--- Begin RECORDS SHOWN ---

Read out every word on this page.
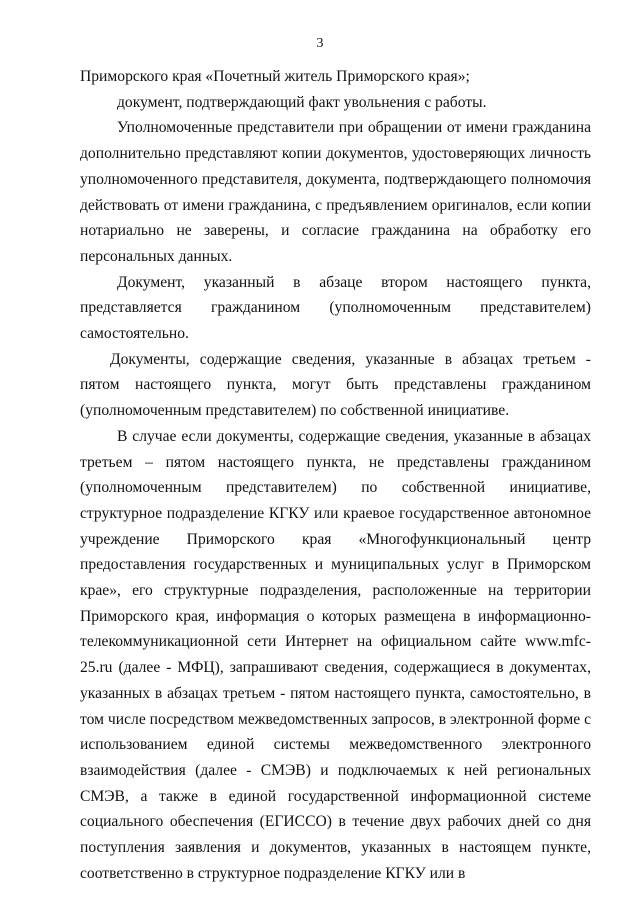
3

Приморского края «Почетный житель Приморского края»;

документ, подтверждающий факт увольнения с работы.

Уполномоченные представители при обращении от имени гражданина дополнительно представляют копии документов, удостоверяющих личность уполномоченного представителя, документа, подтверждающего полномочия действовать от имени гражданина, с предъявлением оригиналов, если копии нотариально не заверены, и согласие гражданина на обработку его персональных данных.

Документ, указанный в абзаце втором настоящего пункта, представляется гражданином (уполномоченным представителем) самостоятельно.

Документы, содержащие сведения, указанные в абзацах третьем - пятом настоящего пункта, могут быть представлены гражданином (уполномоченным представителем) по собственной инициативе.

В случае если документы, содержащие сведения, указанные в абзацах третьем – пятом настоящего пункта, не представлены гражданином (уполномоченным представителем) по собственной инициативе, структурное подразделение КГКУ или краевое государственное автономное учреждение Приморского края «Многофункциональный центр предоставления государственных и муниципальных услуг в Приморском крае», его структурные подразделения, расположенные на территории Приморского края, информация о которых размещена в информационно-телекоммуникационной сети Интернет на официальном сайте www.mfc-25.ru (далее - МФЦ), запрашивают сведения, содержащиеся в документах, указанных в абзацах третьем - пятом настоящего пункта, самостоятельно, в том числе посредством межведомственных запросов, в электронной форме с использованием единой системы межведомственного электронного взаимодействия (далее - СМЭВ) и подключаемых к ней региональных СМЭВ, а также в единой государственной информационной системе социального обеспечения (ЕГИССО) в течение двух рабочих дней со дня поступления заявления и документов, указанных в настоящем пункте, соответственно в структурное подразделение КГКУ или в
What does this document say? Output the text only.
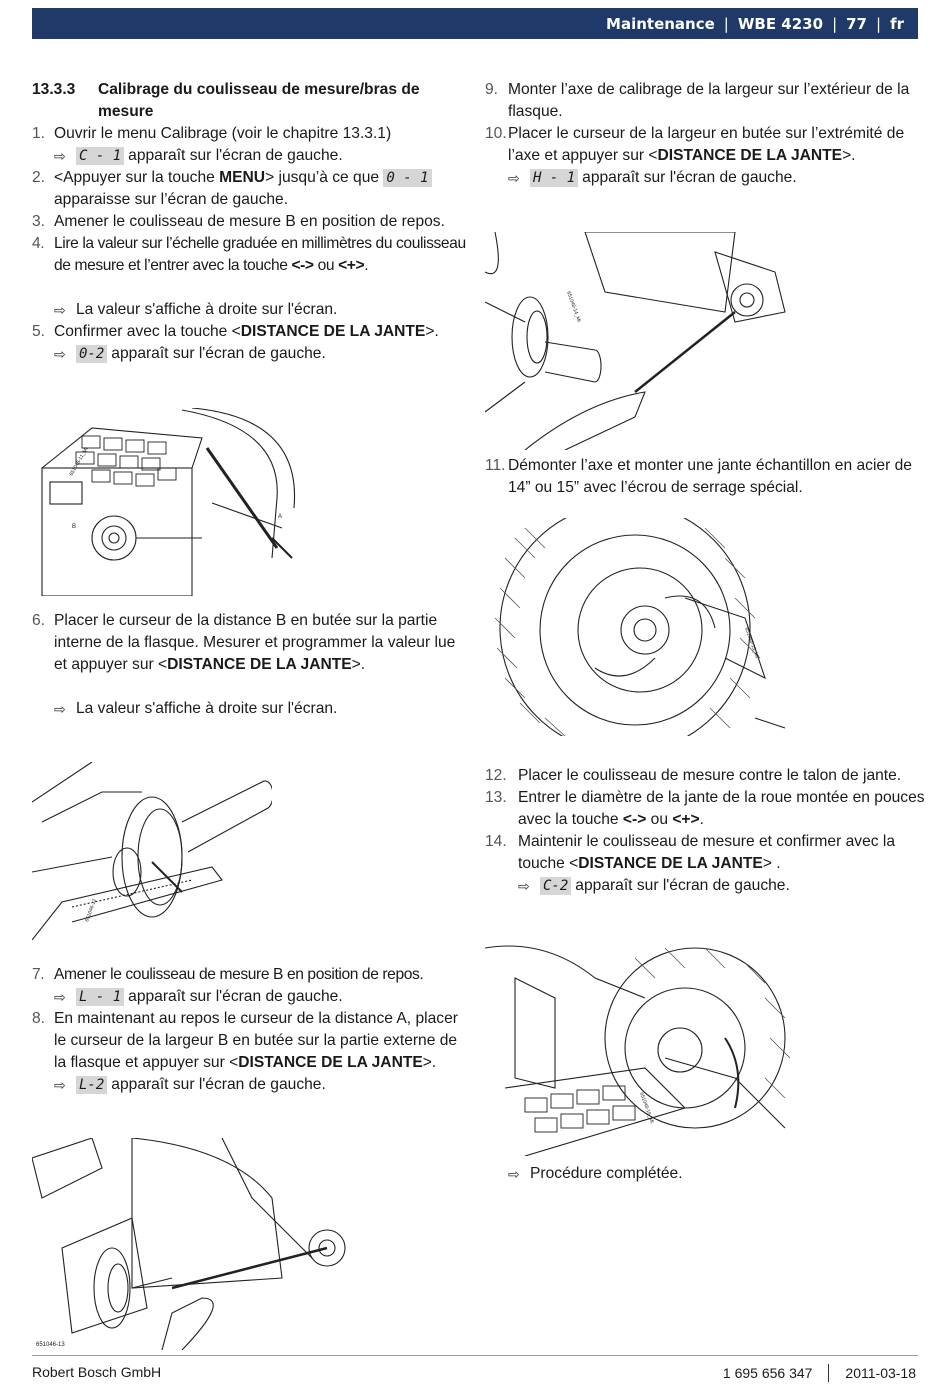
Maintenance | WBE 4230 | 77 | fr
13.3.3	Calibrage du coulisseau de mesure/bras de mesure
1. Ouvrir le menu Calibrage (voir le chapitre 13.3.1)
⇨ C - 1 apparaît sur l'écran de gauche.
2. <Appuyer sur la touche MENU> jusqu’à ce que 0 - 1
apparaisse sur l’écran de gauche.
3. Amener le coulisseau de mesure B en position de repos.
4. Lire la valeur sur l’échelle graduée en millimètres du coulisseau de mesure et l’entrer avec la touche <-> ou <+>.
⇨ La valeur s'affiche à droite sur l'écran.
5. Confirmer avec la touche <DISTANCE DE LA JANTE>.
⇨ 0-2 apparaît sur l'écran de gauche.
A
B
651046-11_Mt
6. Placer le curseur de la distance B en butée sur la partie interne de la flasque. Mesurer et programmer la valeur lue et appuyer sur <DISTANCE DE LA JANTE>.
⇨ La valeur s'affiche à droite sur l'écran.
651046-12
7. Amener le coulisseau de mesure B en position de repos.
⇨ L - 1 apparaît sur l'écran de gauche.
8. En maintenant au repos le curseur de la distance A, placer le curseur de la largeur B en butée sur la partie externe de la flasque et appuyer sur <DISTANCE DE LA JANTE>.
⇨ L-2 apparaît sur l'écran de gauche.
651046-13
9. Monter l’axe de calibrage de la largeur sur l’extérieur de la flasque.
10. Placer le curseur de la largeur en butée sur l’extrémité de l’axe et appuyer sur <DISTANCE DE LA JANTE>.
⇨ H - 1 apparaît sur l'écran de gauche.
651046-14_Mt
11. Démonter l’axe et monter une jante échantillon en acier de 14” ou 15” avec l’écrou de serrage spécial.
651046-15_Mt
12. Placer le coulisseau de mesure contre le talon de jante.
13. Entrer le diamètre de la jante de la roue montée en pouces avec la touche <-> ou <+>.
14. Maintenir le coulisseau de mesure et confirmer avec la touche <DISTANCE DE LA JANTE> .
⇨ C-2 apparaît sur l'écran de gauche.
651046-16_Mt
⇨ Procédure complétée.
Robert Bosch GmbH	1 695 656 347 2011-03-18
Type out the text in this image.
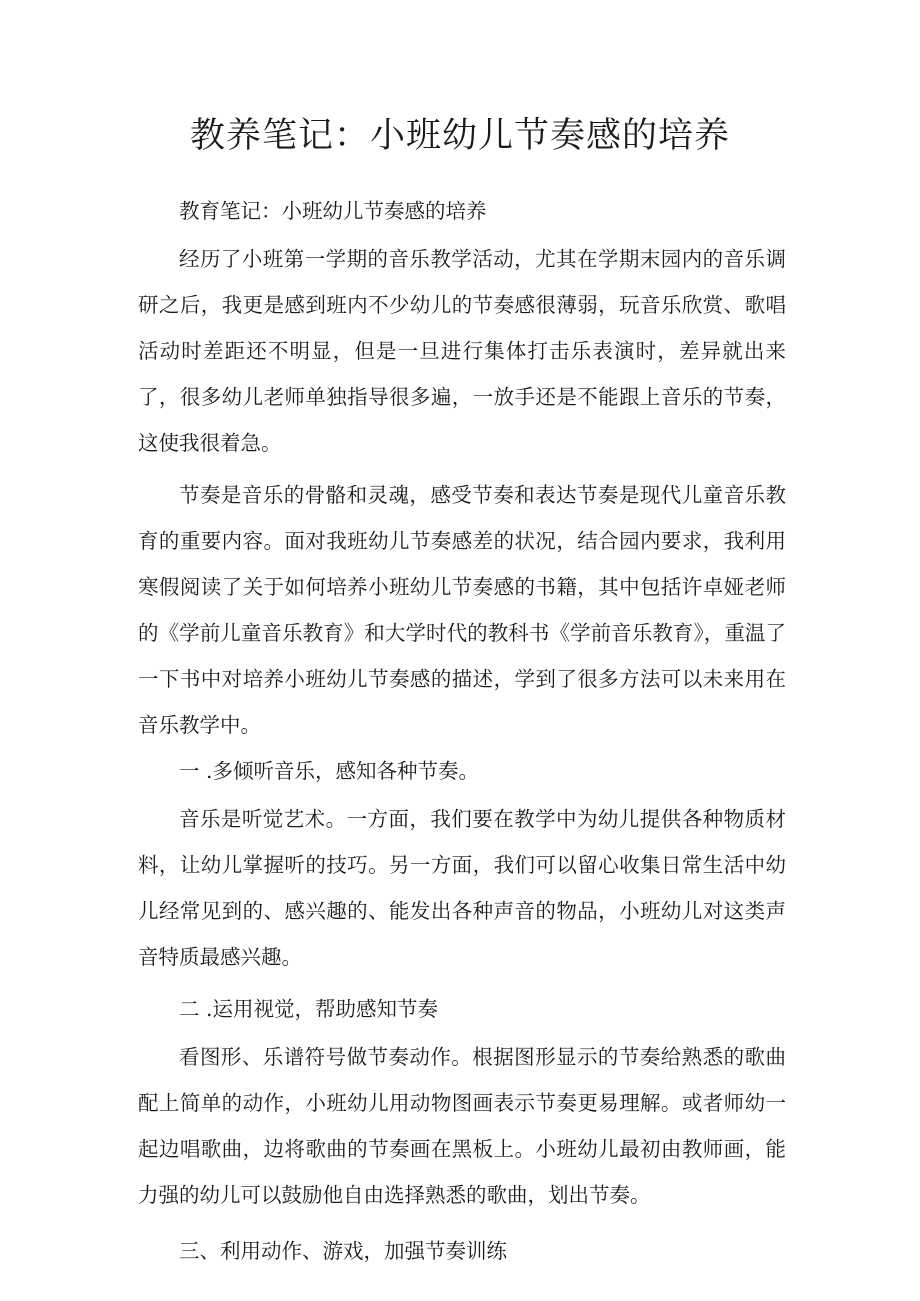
教养笔记：小班幼儿节奏感的培养

教育笔记：小班幼儿节奏感的培养

经历了小班第一学期的音乐教学活动，尤其在学期末园内的音乐调研之后，我更是感到班内不少幼儿的节奏感很薄弱，玩音乐欣赏、歌唱活动时差距还不明显，但是一旦进行集体打击乐表演时，差异就出来了，很多幼儿老师单独指导很多遍，一放手还是不能跟上音乐的节奏，这使我很着急。

节奏是音乐的骨骼和灵魂，感受节奏和表达节奏是现代儿童音乐教育的重要内容。面对我班幼儿节奏感差的状况，结合园内要求，我利用寒假阅读了关于如何培养小班幼儿节奏感的书籍，其中包括许卓娅老师的《学前儿童音乐教育》和大学时代的教科书《学前音乐教育》，重温了一下书中对培养小班幼儿节奏感的描述，学到了很多方法可以未来用在音乐教学中。

一 .多倾听音乐，感知各种节奏。

音乐是听觉艺术。一方面，我们要在教学中为幼儿提供各种物质材料，让幼儿掌握听的技巧。另一方面，我们可以留心收集日常生活中幼儿经常见到的、感兴趣的、能发出各种声音的物品，小班幼儿对这类声音特质最感兴趣。

二 .运用视觉，帮助感知节奏

看图形、乐谱符号做节奏动作。根据图形显示的节奏给熟悉的歌曲配上简单的动作，小班幼儿用动物图画表示节奏更易理解。或者师幼一起边唱歌曲，边将歌曲的节奏画在黑板上。小班幼儿最初由教师画，能力强的幼儿可以鼓励他自由选择熟悉的歌曲，划出节奏。

三、利用动作、游戏，加强节奏训练
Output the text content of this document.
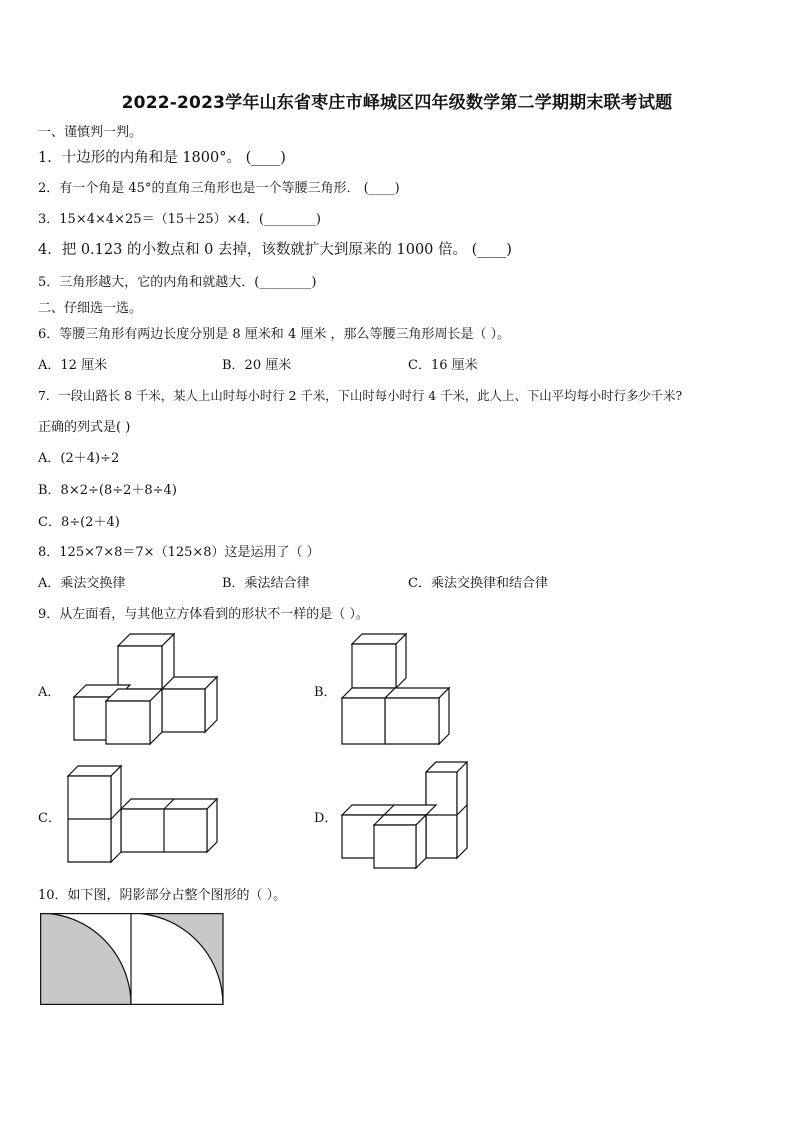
2022-2023学年山东省枣庄市峄城区四年级数学第二学期期末联考试题
一、谨慎判一判。
1．十边形的内角和是 1800°。 (____)
2．有一个角是 45°的直角三角形也是一个等腰三角形． (____)
3．15×4×4×25＝（15＋25）×4．(________)
4．把 0.123 的小数点和 0 去掉，该数就扩大到原来的 1000 倍。 (____)
5．三角形越大，它的内角和就越大．(________)
二、仔细选一选。
6．等腰三角形有两边长度分别是 8 厘米和 4 厘米 ，那么等腰三角形周长是（ ）。
A．12 厘米	B．20 厘米	C．16 厘米
7．一段山路长 8 千米，某人上山时每小时行 2 千米，下山时每小时行 4 千米，此人上、下山平均每小时行多少千米?
正确的列式是( )
A．(2＋4)÷2
B．8×2÷(8÷2＋8÷4)
C．8÷(2＋4)
8．125×7×8＝7×（125×8）这是运用了（ ）
A．乘法交换律	B．乘法结合律	C．乘法交换律和结合律
9．从左面看，与其他立方体看到的形状不一样的是（ ）。
A．	B．
C．	D．
10．如下图，阴影部分占整个图形的（ ）。
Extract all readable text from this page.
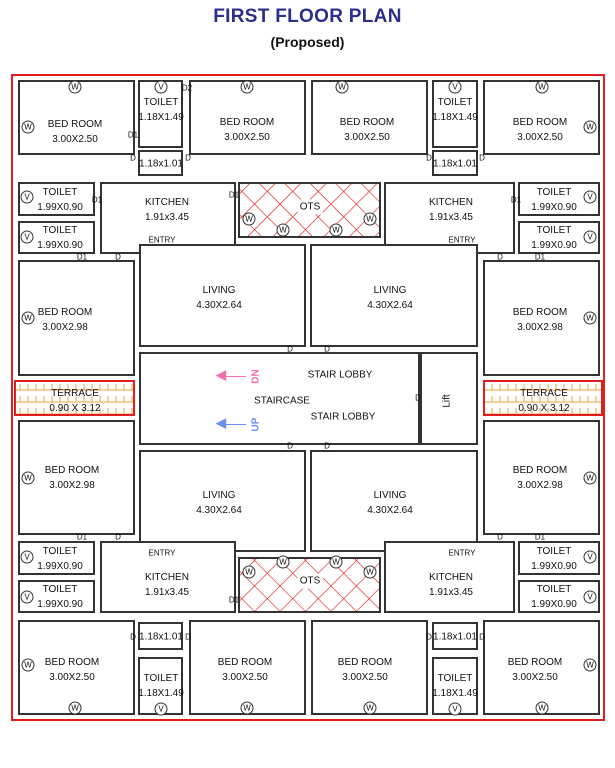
FIRST FLOOR PLAN
(Proposed)
BED ROOM
3.00X2.50
TOILET
1.18X1.49
1.18x1.01
BED ROOM
3.00X2.50
BED ROOM
3.00X2.50
TOILET
1.18X1.49
1.18x1.01
BED ROOM
3.00X2.50
TOILET
1.99X0.90
TOILET
1.99X0.90
KITCHEN
1.91x3.45
OTS	KITCHEN
1.91x3.45
TOILET
1.99X0.90
TOILET
1.99X0.90
LIVING
4.30X2.64
LIVING
4.30X2.64
BED ROOM
3.00X2.98
BED ROOM
3.00X2.98
TERRACE
0.90 X 3.12
TERRACE
0.90 X 3.12
STAIRCASE
STAIR LOBBY
STAIR LOBBY
Lift
BED ROOM
3.00X2.98
BED ROOM
3.00X2.98
LIVING
4.30X2.64
LIVING
4.30X2.64
TOILET
1.99X0.90
TOILET
1.99X0.90
KITCHEN
1.91x3.45
OTS	KITCHEN
1.91x3.45
TOILET
1.99X0.90
TOILET
1.99X0.90
BED ROOM
3.00X2.50
1.18x1.01
TOILET
1.18X1.49
BED ROOM
3.00X2.50
BED ROOM
3.00X2.50
1.18x1.01
TOILET
1.18X1.49
BED ROOM
3.00X2.50
W
W
V	W	W	V	W
W
D1
D2
D	D	D	D
V
V
V
V
D1	D1
D1
W
W	W
W
ENTRY	ENTRY
D1	D	D1
D
W	W
D	D
D
D	D
W	W
D1	D	D1
D
ENTRY	ENTRY
V
V
V
V
W
W	W
W
D1
D	D	D	D
W	W
W	V	W	W	V	W
◀—— DN
◀—— UP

--- End RECORDS SHOWN ---

Pull out all lines containing the word "Amener" from the entries above.

» THE RESULT
3. Amener le coulisseau de mesure B en position de repos.
7. Amener le coulisseau de mesure B en position de repos.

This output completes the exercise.